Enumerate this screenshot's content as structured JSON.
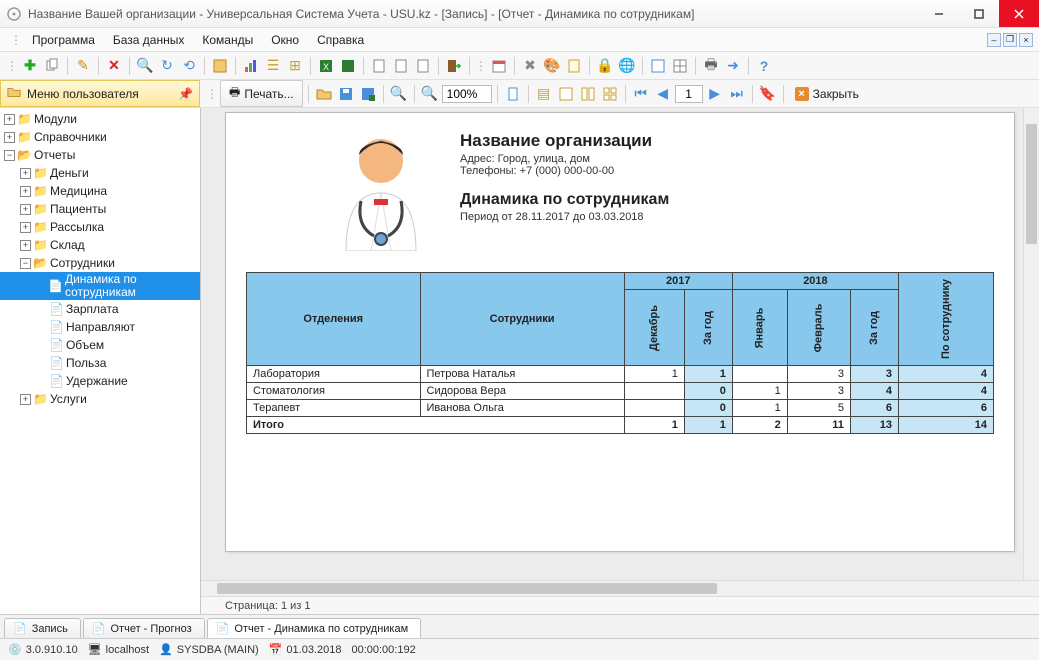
{
  "title": "Название Вашей организации - Универсальная Система Учета - USU.kz - [Запись] - [Отчет - Динамика по сотрудникам]",
  "menus": [
    "Программа",
    "База данных",
    "Команды",
    "Окно",
    "Справка"
  ],
  "usermenu_header": "Меню пользователя",
  "print_label": "Печать...",
  "zoom_value": "100%",
  "page_value": "1",
  "close_label": "Закрыть",
  "tree": {
    "modules": "Модули",
    "sprav": "Справочники",
    "reports": "Отчеты",
    "money": "Деньги",
    "medicine": "Медицина",
    "patients": "Пациенты",
    "mailing": "Рассылка",
    "warehouse": "Склад",
    "employees": "Сотрудники",
    "dynamics": "Динамика по сотрудникам",
    "salary": "Зарплата",
    "refer": "Направляют",
    "volume": "Объем",
    "benefit": "Польза",
    "retention": "Удержание",
    "services": "Услуги"
  },
  "report": {
    "org_title": "Название организации",
    "address": "Адрес: Город, улица, дом",
    "phones": "Телефоны: +7 (000) 000-00-00",
    "rep_title": "Динамика по сотрудникам",
    "period": "Период от 28.11.2017 до 03.03.2018",
    "col_dept": "Отделения",
    "col_emp": "Сотрудники",
    "y2017": "2017",
    "y2018": "2018",
    "m_dec": "Декабрь",
    "for_year": "За год",
    "m_jan": "Январь",
    "m_feb": "Февраль",
    "by_emp": "По сотруднику",
    "rows": [
      {
        "dept": "Лаборатория",
        "emp": "Петрова Наталья",
        "dec": "1",
        "y17": "1",
        "jan": "",
        "feb": "3",
        "y18": "3",
        "tot": "4"
      },
      {
        "dept": "Стоматология",
        "emp": "Сидорова Вера",
        "dec": "",
        "y17": "0",
        "jan": "1",
        "feb": "3",
        "y18": "4",
        "tot": "4"
      },
      {
        "dept": "Терапевт",
        "emp": "Иванова Ольга",
        "dec": "",
        "y17": "0",
        "jan": "1",
        "feb": "5",
        "y18": "6",
        "tot": "6"
      }
    ],
    "total_label": "Итого",
    "total": {
      "dec": "1",
      "y17": "1",
      "jan": "2",
      "feb": "11",
      "y18": "13",
      "tot": "14"
    }
  },
  "page_status": "Страница: 1 из 1",
  "tabs": {
    "record": "Запись",
    "forecast": "Отчет - Прогноз",
    "current": "Отчет - Динамика по сотрудникам"
  },
  "status": {
    "version": "3.0.910.10",
    "host": "localhost",
    "user": "SYSDBA (MAIN)",
    "date": "01.03.2018",
    "time": "00:00:00:192"
  }
}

= = = =

→ **What is needed**
A single number is expected: how many lines in the entries contain "Сотрудники".

→ **Problem solution**
2